→ Task description
Retype the listing that follows, word for word.

→ Recorded information
┌──

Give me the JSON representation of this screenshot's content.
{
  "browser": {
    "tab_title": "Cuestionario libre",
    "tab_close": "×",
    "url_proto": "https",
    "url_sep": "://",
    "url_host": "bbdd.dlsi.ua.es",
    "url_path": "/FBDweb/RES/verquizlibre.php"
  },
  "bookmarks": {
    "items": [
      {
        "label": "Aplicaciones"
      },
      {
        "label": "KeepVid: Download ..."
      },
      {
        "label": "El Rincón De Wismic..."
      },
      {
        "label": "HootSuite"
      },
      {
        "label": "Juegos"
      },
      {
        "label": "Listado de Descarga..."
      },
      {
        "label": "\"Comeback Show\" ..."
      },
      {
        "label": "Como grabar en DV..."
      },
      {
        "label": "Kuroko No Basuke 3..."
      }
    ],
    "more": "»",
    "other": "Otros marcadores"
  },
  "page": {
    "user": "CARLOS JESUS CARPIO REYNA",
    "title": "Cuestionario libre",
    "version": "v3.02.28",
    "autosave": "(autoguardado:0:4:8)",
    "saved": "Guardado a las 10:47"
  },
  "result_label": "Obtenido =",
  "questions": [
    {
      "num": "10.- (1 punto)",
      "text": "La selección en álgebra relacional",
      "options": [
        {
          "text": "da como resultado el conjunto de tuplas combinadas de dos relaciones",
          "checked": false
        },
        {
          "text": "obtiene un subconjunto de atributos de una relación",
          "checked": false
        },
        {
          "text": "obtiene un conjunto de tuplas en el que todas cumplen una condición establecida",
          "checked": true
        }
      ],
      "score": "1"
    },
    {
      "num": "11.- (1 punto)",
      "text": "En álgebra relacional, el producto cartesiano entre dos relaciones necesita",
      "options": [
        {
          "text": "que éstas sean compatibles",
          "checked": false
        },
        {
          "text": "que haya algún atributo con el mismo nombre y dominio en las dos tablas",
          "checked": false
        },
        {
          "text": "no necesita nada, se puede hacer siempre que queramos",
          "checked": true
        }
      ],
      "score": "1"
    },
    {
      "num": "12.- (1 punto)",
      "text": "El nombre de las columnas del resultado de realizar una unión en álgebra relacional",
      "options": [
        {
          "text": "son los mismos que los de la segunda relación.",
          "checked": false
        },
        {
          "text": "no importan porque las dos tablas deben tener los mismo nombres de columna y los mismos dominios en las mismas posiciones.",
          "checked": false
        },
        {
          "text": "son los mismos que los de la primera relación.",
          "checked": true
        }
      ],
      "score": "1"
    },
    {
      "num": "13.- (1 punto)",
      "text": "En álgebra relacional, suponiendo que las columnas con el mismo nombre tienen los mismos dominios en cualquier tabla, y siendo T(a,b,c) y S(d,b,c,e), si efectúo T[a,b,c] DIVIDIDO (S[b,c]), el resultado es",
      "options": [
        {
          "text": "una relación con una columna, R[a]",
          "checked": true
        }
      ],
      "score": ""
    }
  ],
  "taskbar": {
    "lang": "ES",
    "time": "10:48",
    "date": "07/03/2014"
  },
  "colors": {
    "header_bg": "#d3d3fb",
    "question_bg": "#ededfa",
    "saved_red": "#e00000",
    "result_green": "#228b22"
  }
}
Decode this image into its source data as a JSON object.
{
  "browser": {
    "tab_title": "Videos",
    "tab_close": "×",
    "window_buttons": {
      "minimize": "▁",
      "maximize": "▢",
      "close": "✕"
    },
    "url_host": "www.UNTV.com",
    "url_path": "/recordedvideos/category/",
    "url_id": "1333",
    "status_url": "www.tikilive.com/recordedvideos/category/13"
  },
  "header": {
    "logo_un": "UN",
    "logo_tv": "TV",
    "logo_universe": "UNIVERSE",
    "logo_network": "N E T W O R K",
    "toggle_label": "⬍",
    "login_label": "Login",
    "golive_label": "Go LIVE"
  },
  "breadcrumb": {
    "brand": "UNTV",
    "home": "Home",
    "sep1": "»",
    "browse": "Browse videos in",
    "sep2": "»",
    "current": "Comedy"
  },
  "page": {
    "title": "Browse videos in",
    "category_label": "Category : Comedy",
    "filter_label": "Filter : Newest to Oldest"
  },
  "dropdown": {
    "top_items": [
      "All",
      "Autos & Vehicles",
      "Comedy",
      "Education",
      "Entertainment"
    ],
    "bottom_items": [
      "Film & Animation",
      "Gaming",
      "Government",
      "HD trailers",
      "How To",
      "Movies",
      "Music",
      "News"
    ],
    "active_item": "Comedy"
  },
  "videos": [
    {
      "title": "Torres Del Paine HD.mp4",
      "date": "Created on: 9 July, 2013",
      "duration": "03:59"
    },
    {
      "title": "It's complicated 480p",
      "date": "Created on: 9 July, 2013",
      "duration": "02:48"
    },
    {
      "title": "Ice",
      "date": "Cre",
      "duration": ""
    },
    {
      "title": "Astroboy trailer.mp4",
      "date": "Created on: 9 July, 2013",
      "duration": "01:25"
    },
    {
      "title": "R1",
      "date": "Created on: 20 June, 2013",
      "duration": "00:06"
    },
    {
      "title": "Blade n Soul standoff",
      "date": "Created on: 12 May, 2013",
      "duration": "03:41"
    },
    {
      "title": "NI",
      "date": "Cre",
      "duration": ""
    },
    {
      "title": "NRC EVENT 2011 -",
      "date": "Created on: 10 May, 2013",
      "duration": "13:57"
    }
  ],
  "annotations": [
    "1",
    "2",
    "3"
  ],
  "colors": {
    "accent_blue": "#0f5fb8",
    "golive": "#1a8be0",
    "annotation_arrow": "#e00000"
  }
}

└──

→ Task response
Give me the JSON representation of this screenshot's content.
{
  "browser": {
    "tab_title": "Cuestionario libre",
    "tab_close": "×",
    "url_proto": "https",
    "url_sep": "://",
    "url_host": "bbdd.dlsi.ua.es",
    "url_path": "/FBDweb/RES/verquizlibre.php"
  },
  "bookmarks": {
    "items": [
      {
        "label": "Aplicaciones"
      },
      {
        "label": "KeepVid: Download ..."
      },
      {
        "label": "El Rincón De Wismic..."
      },
      {
        "label": "HootSuite"
      },
      {
        "label": "Juegos"
      },
      {
        "label": "Listado de Descarga..."
      },
      {
        "label": "\"Comeback Show\" ..."
      },
      {
        "label": "Como grabar en DV..."
      },
      {
        "label": "Kuroko No Basuke 3..."
      }
    ],
    "more": "»",
    "other": "Otros marcadores"
  },
  "page": {
    "user": "CARLOS JESUS CARPIO REYNA",
    "title": "Cuestionario libre",
    "version": "v3.02.28",
    "autosave": "(autoguardado:0:4:8)",
    "saved": "Guardado a las 10:47"
  },
  "result_label": "Obtenido =",
  "questions": [
    {
      "num": "10.- (1 punto)",
      "text": "La selección en álgebra relacional",
      "options": [
        {
          "text": "da como resultado el conjunto de tuplas combinadas de dos relaciones",
          "checked": false
        },
        {
          "text": "obtiene un subconjunto de atributos de una relación",
          "checked": false
        },
        {
          "text": "obtiene un conjunto de tuplas en el que todas cumplen una condición establecida",
          "checked": true
        }
      ],
      "score": "1"
    },
    {
      "num": "11.- (1 punto)",
      "text": "En álgebra relacional, el producto cartesiano entre dos relaciones necesita",
      "options": [
        {
          "text": "que éstas sean compatibles",
          "checked": false
        },
        {
          "text": "que haya algún atributo con el mismo nombre y dominio en las dos tablas",
          "checked": false
        },
        {
          "text": "no necesita nada, se puede hacer siempre que queramos",
          "checked": true
        }
      ],
      "score": "1"
    },
    {
      "num": "12.- (1 punto)",
      "text": "El nombre de las columnas del resultado de realizar una unión en álgebra relacional",
      "options": [
        {
          "text": "son los mismos que los de la segunda relación.",
          "checked": false
        },
        {
          "text": "no importan porque las dos tablas deben tener los mismo nombres de columna y los mismos dominios en las mismas posiciones.",
          "checked": false
        },
        {
          "text": "son los mismos que los de la primera relación.",
          "checked": true
        }
      ],
      "score": "1"
    },
    {
      "num": "13.- (1 punto)",
      "text": "En álgebra relacional, suponiendo que las columnas con el mismo nombre tienen los mismos dominios en cualquier tabla, y siendo T(a,b,c) y S(d,b,c,e), si efectúo T[a,b,c] DIVIDIDO (S[b,c]), el resultado es",
      "options": [
        {
          "text": "una relación con una columna, R[a]",
          "checked": true
        }
      ],
      "score": ""
    }
  ],
  "taskbar": {
    "lang": "ES",
    "time": "10:48",
    "date": "07/03/2014"
  },
  "colors": {
    "header_bg": "#d3d3fb",
    "question_bg": "#ededfa",
    "saved_red": "#e00000",
    "result_green": "#228b22"
  }
}
Decode this image into its source data as a JSON object.
{
  "browser": {
    "tab_title": "Videos",
    "tab_close": "×",
    "window_buttons": {
      "minimize": "▁",
      "maximize": "▢",
      "close": "✕"
    },
    "url_host": "www.UNTV.com",
    "url_path": "/recordedvideos/category/",
    "url_id": "1333",
    "status_url": "www.tikilive.com/recordedvideos/category/13"
  },
  "header": {
    "logo_un": "UN",
    "logo_tv": "TV",
    "logo_universe": "UNIVERSE",
    "logo_network": "N E T W O R K",
    "toggle_label": "⬍",
    "login_label": "Login",
    "golive_label": "Go LIVE"
  },
  "breadcrumb": {
    "brand": "UNTV",
    "home": "Home",
    "sep1": "»",
    "browse": "Browse videos in",
    "sep2": "»",
    "current": "Comedy"
  },
  "page": {
    "title": "Browse videos in",
    "category_label": "Category : Comedy",
    "filter_label": "Filter : Newest to Oldest"
  },
  "dropdown": {
    "top_items": [
      "All",
      "Autos & Vehicles",
      "Comedy",
      "Education",
      "Entertainment"
    ],
    "bottom_items": [
      "Film & Animation",
      "Gaming",
      "Government",
      "HD trailers",
      "How To",
      "Movies",
      "Music",
      "News"
    ],
    "active_item": "Comedy"
  },
  "videos": [
    {
      "title": "Torres Del Paine HD.mp4",
      "date": "Created on: 9 July, 2013",
      "duration": "03:59"
    },
    {
      "title": "It's complicated 480p",
      "date": "Created on: 9 July, 2013",
      "duration": "02:48"
    },
    {
      "title": "Ice",
      "date": "Cre",
      "duration": ""
    },
    {
      "title": "Astroboy trailer.mp4",
      "date": "Created on: 9 July, 2013",
      "duration": "01:25"
    },
    {
      "title": "R1",
      "date": "Created on: 20 June, 2013",
      "duration": "00:06"
    },
    {
      "title": "Blade n Soul standoff",
      "date": "Created on: 12 May, 2013",
      "duration": "03:41"
    },
    {
      "title": "NI",
      "date": "Cre",
      "duration": ""
    },
    {
      "title": "NRC EVENT 2011 -",
      "date": "Created on: 10 May, 2013",
      "duration": "13:57"
    }
  ],
  "annotations": [
    "1",
    "2",
    "3"
  ],
  "colors": {
    "accent_blue": "#0f5fb8",
    "golive": "#1a8be0",
    "annotation_arrow": "#e00000"
  }
}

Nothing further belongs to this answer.